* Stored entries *
○ ○ ○ ○
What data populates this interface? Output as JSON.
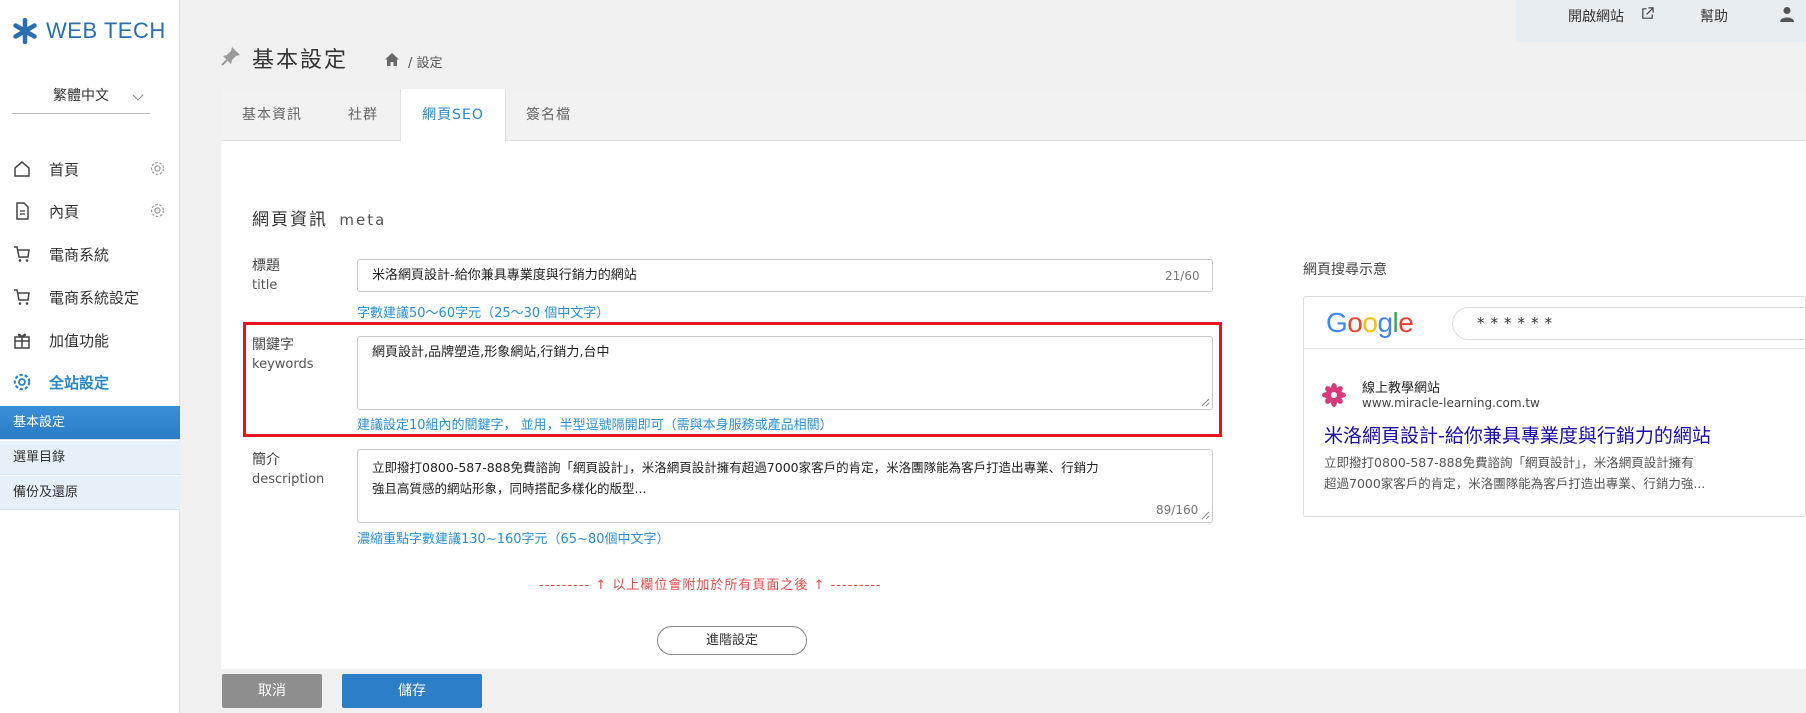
{
  "brand": {
    "name": "WEB TECH",
    "accent": "#2a6fb0"
  },
  "sidebar": {
    "language": "繁體中文",
    "items": [
      {
        "label": "首頁",
        "icon": "home-outline-icon",
        "has_settings": true
      },
      {
        "label": "內頁",
        "icon": "document-icon",
        "has_settings": true
      },
      {
        "label": "電商系統",
        "icon": "cart-icon"
      },
      {
        "label": "電商系統設定",
        "icon": "cart-icon"
      },
      {
        "label": "加值功能",
        "icon": "gift-icon"
      },
      {
        "label": "全站設定",
        "icon": "gear-icon",
        "active": true
      }
    ],
    "subitems": [
      {
        "label": "基本設定",
        "selected": true
      },
      {
        "label": "選單目錄"
      },
      {
        "label": "備份及還原"
      }
    ]
  },
  "topbar": {
    "open_site": "開啟網站",
    "help": "幫助"
  },
  "header": {
    "title": "基本設定",
    "breadcrumb": "/ 設定"
  },
  "tabs": [
    {
      "label": "基本資訊"
    },
    {
      "label": "社群"
    },
    {
      "label": "網頁SEO",
      "active": true
    },
    {
      "label": "簽名檔"
    }
  ],
  "section": {
    "title": "網頁資訊",
    "title_en": "meta"
  },
  "fields": {
    "title": {
      "label": "標題",
      "label_en": "title",
      "value": "米洛網頁設計-給你兼具專業度與行銷力的網站",
      "counter": "21/60",
      "hint": "字數建議50～60字元（25～30 個中文字）"
    },
    "keywords": {
      "label": "關鍵字",
      "label_en": "keywords",
      "value": "網頁設計,品牌塑造,形象網站,行銷力,台中",
      "hint": "建議設定10組內的關鍵字， 並用，半型逗號隔開即可（需與本身服務或產品相關）"
    },
    "description": {
      "label": "簡介",
      "label_en": "description",
      "line1": "立即撥打0800-587-888免費諮詢「網頁設計」，米洛網頁設計擁有超過7000家客戶的肯定，米洛團隊能為客戶打造出專業、行銷力",
      "line2": "強且高質感的網站形象，同時搭配多樣化的版型...",
      "counter": "89/160",
      "hint": "濃縮重點字數建議130~160字元（65~80個中文字）"
    }
  },
  "notice": "--------- ↑ 以上欄位會附加於所有頁面之後 ↑ ---------",
  "advanced_button": "進階設定",
  "preview": {
    "label": "網頁搜尋示意",
    "logo_letters": [
      "G",
      "o",
      "o",
      "g",
      "l",
      "e"
    ],
    "search_text": "******",
    "site_name": "線上教學網站",
    "site_url": "www.miracle-learning.com.tw",
    "result_title": "米洛網頁設計-給你兼具專業度與行銷力的網站",
    "desc_line1": "立即撥打0800-587-888免費諮詢「網頁設計」，米洛網頁設計擁有",
    "desc_line2": "超過7000家客戶的肯定，米洛團隊能為客戶打造出專業、行銷力強..."
  },
  "buttons": {
    "cancel": "取消",
    "save": "儲存"
  },
  "colors": {
    "link_blue": "#2a90d6",
    "highlight_red": "#e8131b",
    "save_blue": "#2b7ec7"
  }
}
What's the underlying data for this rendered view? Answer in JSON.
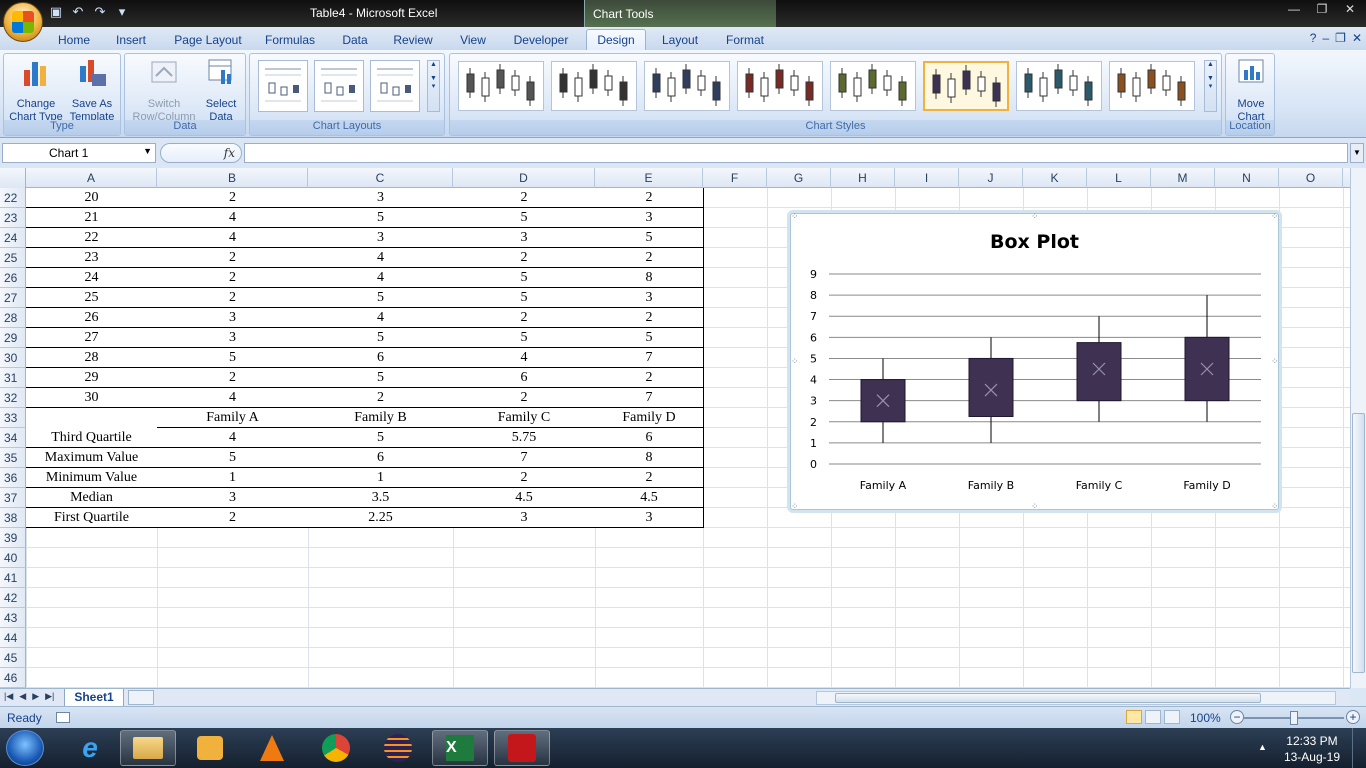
{
  "window": {
    "title": "Table4 - Microsoft Excel",
    "context_tab": "Chart Tools"
  },
  "ribbon": {
    "tabs": [
      "Home",
      "Insert",
      "Page Layout",
      "Formulas",
      "Data",
      "Review",
      "View",
      "Developer",
      "Design",
      "Layout",
      "Format"
    ],
    "active_tab": "Design",
    "groups": {
      "type": {
        "label": "Type",
        "change_chart_type": [
          "Change",
          "Chart Type"
        ],
        "save_as_template": [
          "Save As",
          "Template"
        ]
      },
      "data": {
        "label": "Data",
        "switch_row_column": [
          "Switch",
          "Row/Column"
        ],
        "select_data": [
          "Select",
          "Data"
        ]
      },
      "chart_layouts": {
        "label": "Chart Layouts"
      },
      "chart_styles": {
        "label": "Chart Styles",
        "selected_index": 5
      },
      "location": {
        "label": "Location",
        "move_chart": [
          "Move",
          "Chart"
        ]
      }
    }
  },
  "formula_bar": {
    "name_box": "Chart 1",
    "fx": "fx",
    "value": ""
  },
  "sheet": {
    "columns": [
      "A",
      "B",
      "C",
      "D",
      "E",
      "F",
      "G",
      "H",
      "I",
      "J",
      "K",
      "L",
      "M",
      "N",
      "O"
    ],
    "row_numbers": [
      "22",
      "23",
      "24",
      "25",
      "26",
      "27",
      "28",
      "29",
      "30",
      "31",
      "32",
      "33",
      "34",
      "35",
      "36",
      "37",
      "38",
      "39",
      "40",
      "41",
      "42",
      "43",
      "44",
      "45",
      "46"
    ],
    "data_rows": [
      [
        "20",
        "2",
        "3",
        "2",
        "2"
      ],
      [
        "21",
        "4",
        "5",
        "5",
        "3"
      ],
      [
        "22",
        "4",
        "3",
        "3",
        "5"
      ],
      [
        "23",
        "2",
        "4",
        "2",
        "2"
      ],
      [
        "24",
        "2",
        "4",
        "5",
        "8"
      ],
      [
        "25",
        "2",
        "5",
        "5",
        "3"
      ],
      [
        "26",
        "3",
        "4",
        "2",
        "2"
      ],
      [
        "27",
        "3",
        "5",
        "5",
        "5"
      ],
      [
        "28",
        "5",
        "6",
        "4",
        "7"
      ],
      [
        "29",
        "2",
        "5",
        "6",
        "2"
      ],
      [
        "30",
        "4",
        "2",
        "2",
        "7"
      ],
      [
        "",
        "Family A",
        "Family B",
        "Family C",
        "Family D"
      ],
      [
        "Third Quartile",
        "4",
        "5",
        "5.75",
        "6"
      ],
      [
        "Maximum Value",
        "5",
        "6",
        "7",
        "8"
      ],
      [
        "Minimum Value",
        "1",
        "1",
        "2",
        "2"
      ],
      [
        "Median",
        "3",
        "3.5",
        "4.5",
        "4.5"
      ],
      [
        "First Quartile",
        "2",
        "2.25",
        "3",
        "3"
      ]
    ],
    "tab_name": "Sheet1"
  },
  "chart_data": {
    "type": "box",
    "title": "Box Plot",
    "categories": [
      "Family A",
      "Family B",
      "Family C",
      "Family D"
    ],
    "min": [
      1,
      1,
      2,
      2
    ],
    "q1": [
      2,
      2.25,
      3,
      3
    ],
    "median": [
      3,
      3.5,
      4.5,
      4.5
    ],
    "q3": [
      4,
      5,
      5.75,
      6
    ],
    "max": [
      5,
      6,
      7,
      8
    ],
    "ylim": [
      0,
      9
    ],
    "yticks": [
      "0",
      "1",
      "2",
      "3",
      "4",
      "5",
      "6",
      "7",
      "8",
      "9"
    ],
    "grid": true,
    "box_color": "#3f3151",
    "marker_color": "#9a8fb0"
  },
  "status": {
    "text": "Ready",
    "zoom": "100%",
    "zoom_fraction": 0.5
  },
  "taskbar": {
    "time": "12:33 PM",
    "date": "13-Aug-19"
  }
}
○ ○ ○ ○
* TASK DETAILS *
Quote every record above exactly, leaving out any pictures.

* RESULT OF THE TASK *
What data populates this interface? Output as JSON.
{
  "brand": {
    "name": "WEB TECH",
    "accent": "#2a6fb0"
  },
  "sidebar": {
    "language": "繁體中文",
    "items": [
      {
        "label": "首頁",
        "icon": "home-outline-icon",
        "has_settings": true
      },
      {
        "label": "內頁",
        "icon": "document-icon",
        "has_settings": true
      },
      {
        "label": "電商系統",
        "icon": "cart-icon"
      },
      {
        "label": "電商系統設定",
        "icon": "cart-icon"
      },
      {
        "label": "加值功能",
        "icon": "gift-icon"
      },
      {
        "label": "全站設定",
        "icon": "gear-icon",
        "active": true
      }
    ],
    "subitems": [
      {
        "label": "基本設定",
        "selected": true
      },
      {
        "label": "選單目錄"
      },
      {
        "label": "備份及還原"
      }
    ]
  },
  "topbar": {
    "open_site": "開啟網站",
    "help": "幫助"
  },
  "header": {
    "title": "基本設定",
    "breadcrumb": "/ 設定"
  },
  "tabs": [
    {
      "label": "基本資訊"
    },
    {
      "label": "社群"
    },
    {
      "label": "網頁SEO",
      "active": true
    },
    {
      "label": "簽名檔"
    }
  ],
  "section": {
    "title": "網頁資訊",
    "title_en": "meta"
  },
  "fields": {
    "title": {
      "label": "標題",
      "label_en": "title",
      "value": "米洛網頁設計-給你兼具專業度與行銷力的網站",
      "counter": "21/60",
      "hint": "字數建議50～60字元（25～30 個中文字）"
    },
    "keywords": {
      "label": "關鍵字",
      "label_en": "keywords",
      "value": "網頁設計,品牌塑造,形象網站,行銷力,台中",
      "hint": "建議設定10組內的關鍵字， 並用，半型逗號隔開即可（需與本身服務或產品相關）"
    },
    "description": {
      "label": "簡介",
      "label_en": "description",
      "line1": "立即撥打0800-587-888免費諮詢「網頁設計」，米洛網頁設計擁有超過7000家客戶的肯定，米洛團隊能為客戶打造出專業、行銷力",
      "line2": "強且高質感的網站形象，同時搭配多樣化的版型...",
      "counter": "89/160",
      "hint": "濃縮重點字數建議130~160字元（65~80個中文字）"
    }
  },
  "notice": "--------- ↑ 以上欄位會附加於所有頁面之後 ↑ ---------",
  "advanced_button": "進階設定",
  "preview": {
    "label": "網頁搜尋示意",
    "logo_letters": [
      "G",
      "o",
      "o",
      "g",
      "l",
      "e"
    ],
    "search_text": "******",
    "site_name": "線上教學網站",
    "site_url": "www.miracle-learning.com.tw",
    "result_title": "米洛網頁設計-給你兼具專業度與行銷力的網站",
    "desc_line1": "立即撥打0800-587-888免費諮詢「網頁設計」，米洛網頁設計擁有",
    "desc_line2": "超過7000家客戶的肯定，米洛團隊能為客戶打造出專業、行銷力強..."
  },
  "buttons": {
    "cancel": "取消",
    "save": "儲存"
  },
  "colors": {
    "link_blue": "#2a90d6",
    "highlight_red": "#e8131b",
    "save_blue": "#2b7ec7"
  }
}
What's the underlying data for this rendered view? Answer in JSON.
{
  "window": {
    "title": "Table4 - Microsoft Excel",
    "context_tab": "Chart Tools"
  },
  "ribbon": {
    "tabs": [
      "Home",
      "Insert",
      "Page Layout",
      "Formulas",
      "Data",
      "Review",
      "View",
      "Developer",
      "Design",
      "Layout",
      "Format"
    ],
    "active_tab": "Design",
    "groups": {
      "type": {
        "label": "Type",
        "change_chart_type": [
          "Change",
          "Chart Type"
        ],
        "save_as_template": [
          "Save As",
          "Template"
        ]
      },
      "data": {
        "label": "Data",
        "switch_row_column": [
          "Switch",
          "Row/Column"
        ],
        "select_data": [
          "Select",
          "Data"
        ]
      },
      "chart_layouts": {
        "label": "Chart Layouts"
      },
      "chart_styles": {
        "label": "Chart Styles",
        "selected_index": 5
      },
      "location": {
        "label": "Location",
        "move_chart": [
          "Move",
          "Chart"
        ]
      }
    }
  },
  "formula_bar": {
    "name_box": "Chart 1",
    "fx": "fx",
    "value": ""
  },
  "sheet": {
    "columns": [
      "A",
      "B",
      "C",
      "D",
      "E",
      "F",
      "G",
      "H",
      "I",
      "J",
      "K",
      "L",
      "M",
      "N",
      "O"
    ],
    "row_numbers": [
      "22",
      "23",
      "24",
      "25",
      "26",
      "27",
      "28",
      "29",
      "30",
      "31",
      "32",
      "33",
      "34",
      "35",
      "36",
      "37",
      "38",
      "39",
      "40",
      "41",
      "42",
      "43",
      "44",
      "45",
      "46"
    ],
    "data_rows": [
      [
        "20",
        "2",
        "3",
        "2",
        "2"
      ],
      [
        "21",
        "4",
        "5",
        "5",
        "3"
      ],
      [
        "22",
        "4",
        "3",
        "3",
        "5"
      ],
      [
        "23",
        "2",
        "4",
        "2",
        "2"
      ],
      [
        "24",
        "2",
        "4",
        "5",
        "8"
      ],
      [
        "25",
        "2",
        "5",
        "5",
        "3"
      ],
      [
        "26",
        "3",
        "4",
        "2",
        "2"
      ],
      [
        "27",
        "3",
        "5",
        "5",
        "5"
      ],
      [
        "28",
        "5",
        "6",
        "4",
        "7"
      ],
      [
        "29",
        "2",
        "5",
        "6",
        "2"
      ],
      [
        "30",
        "4",
        "2",
        "2",
        "7"
      ],
      [
        "",
        "Family A",
        "Family B",
        "Family C",
        "Family D"
      ],
      [
        "Third Quartile",
        "4",
        "5",
        "5.75",
        "6"
      ],
      [
        "Maximum Value",
        "5",
        "6",
        "7",
        "8"
      ],
      [
        "Minimum Value",
        "1",
        "1",
        "2",
        "2"
      ],
      [
        "Median",
        "3",
        "3.5",
        "4.5",
        "4.5"
      ],
      [
        "First Quartile",
        "2",
        "2.25",
        "3",
        "3"
      ]
    ],
    "tab_name": "Sheet1"
  },
  "chart_data": {
    "type": "box",
    "title": "Box Plot",
    "categories": [
      "Family A",
      "Family B",
      "Family C",
      "Family D"
    ],
    "min": [
      1,
      1,
      2,
      2
    ],
    "q1": [
      2,
      2.25,
      3,
      3
    ],
    "median": [
      3,
      3.5,
      4.5,
      4.5
    ],
    "q3": [
      4,
      5,
      5.75,
      6
    ],
    "max": [
      5,
      6,
      7,
      8
    ],
    "ylim": [
      0,
      9
    ],
    "yticks": [
      "0",
      "1",
      "2",
      "3",
      "4",
      "5",
      "6",
      "7",
      "8",
      "9"
    ],
    "grid": true,
    "box_color": "#3f3151",
    "marker_color": "#9a8fb0"
  },
  "status": {
    "text": "Ready",
    "zoom": "100%",
    "zoom_fraction": 0.5
  },
  "taskbar": {
    "time": "12:33 PM",
    "date": "13-Aug-19"
  }
}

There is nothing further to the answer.